[BEGIN]

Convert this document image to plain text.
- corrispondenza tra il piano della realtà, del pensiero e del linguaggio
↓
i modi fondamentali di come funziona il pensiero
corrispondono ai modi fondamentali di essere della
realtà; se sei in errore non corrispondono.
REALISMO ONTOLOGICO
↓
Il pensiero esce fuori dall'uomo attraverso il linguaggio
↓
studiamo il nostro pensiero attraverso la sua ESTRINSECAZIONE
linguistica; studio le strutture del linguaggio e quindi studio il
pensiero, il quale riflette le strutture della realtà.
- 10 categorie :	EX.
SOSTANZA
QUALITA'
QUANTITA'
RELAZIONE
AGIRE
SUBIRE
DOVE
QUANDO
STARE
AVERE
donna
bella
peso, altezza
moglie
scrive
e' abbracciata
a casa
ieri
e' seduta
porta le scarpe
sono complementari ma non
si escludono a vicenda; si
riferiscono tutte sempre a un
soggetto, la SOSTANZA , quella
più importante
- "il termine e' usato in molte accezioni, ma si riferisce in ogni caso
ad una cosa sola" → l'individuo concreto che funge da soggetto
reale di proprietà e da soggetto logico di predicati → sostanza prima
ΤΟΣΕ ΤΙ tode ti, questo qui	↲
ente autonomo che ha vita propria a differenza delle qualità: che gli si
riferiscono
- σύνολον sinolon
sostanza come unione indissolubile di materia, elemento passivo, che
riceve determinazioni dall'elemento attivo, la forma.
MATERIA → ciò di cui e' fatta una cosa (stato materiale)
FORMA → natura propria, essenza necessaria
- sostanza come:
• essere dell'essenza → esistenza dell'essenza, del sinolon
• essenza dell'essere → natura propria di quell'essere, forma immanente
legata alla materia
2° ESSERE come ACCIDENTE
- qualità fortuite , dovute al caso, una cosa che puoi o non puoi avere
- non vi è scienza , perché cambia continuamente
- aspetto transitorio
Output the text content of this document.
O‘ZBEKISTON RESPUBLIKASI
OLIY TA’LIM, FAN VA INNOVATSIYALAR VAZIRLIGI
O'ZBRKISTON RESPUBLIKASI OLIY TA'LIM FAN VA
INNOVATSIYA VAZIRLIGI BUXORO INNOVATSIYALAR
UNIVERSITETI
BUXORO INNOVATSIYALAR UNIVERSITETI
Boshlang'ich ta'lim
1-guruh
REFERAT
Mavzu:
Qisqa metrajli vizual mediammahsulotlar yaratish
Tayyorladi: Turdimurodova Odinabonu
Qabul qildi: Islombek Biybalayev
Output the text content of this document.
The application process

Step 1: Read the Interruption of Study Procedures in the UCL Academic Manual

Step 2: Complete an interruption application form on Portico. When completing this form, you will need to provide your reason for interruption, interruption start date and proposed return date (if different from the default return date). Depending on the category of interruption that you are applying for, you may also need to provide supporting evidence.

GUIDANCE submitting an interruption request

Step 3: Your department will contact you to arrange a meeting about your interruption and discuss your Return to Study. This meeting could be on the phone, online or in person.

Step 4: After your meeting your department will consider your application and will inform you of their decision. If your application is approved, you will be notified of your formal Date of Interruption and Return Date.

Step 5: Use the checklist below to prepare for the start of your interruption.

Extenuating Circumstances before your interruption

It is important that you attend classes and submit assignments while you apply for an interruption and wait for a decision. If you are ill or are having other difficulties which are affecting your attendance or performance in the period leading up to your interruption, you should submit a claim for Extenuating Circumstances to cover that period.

[END]

◆ WORK REQUIRED
Filter the listing above by the word "essenza"; copy each line that passes.

◆ SOLUTION
FORMA → natura propria, essenza necessaria
• essere dell'essenza → esistenza dell'essenza, del sinolon
• essenza dell'essere → natura propria di quell'essere, forma immanente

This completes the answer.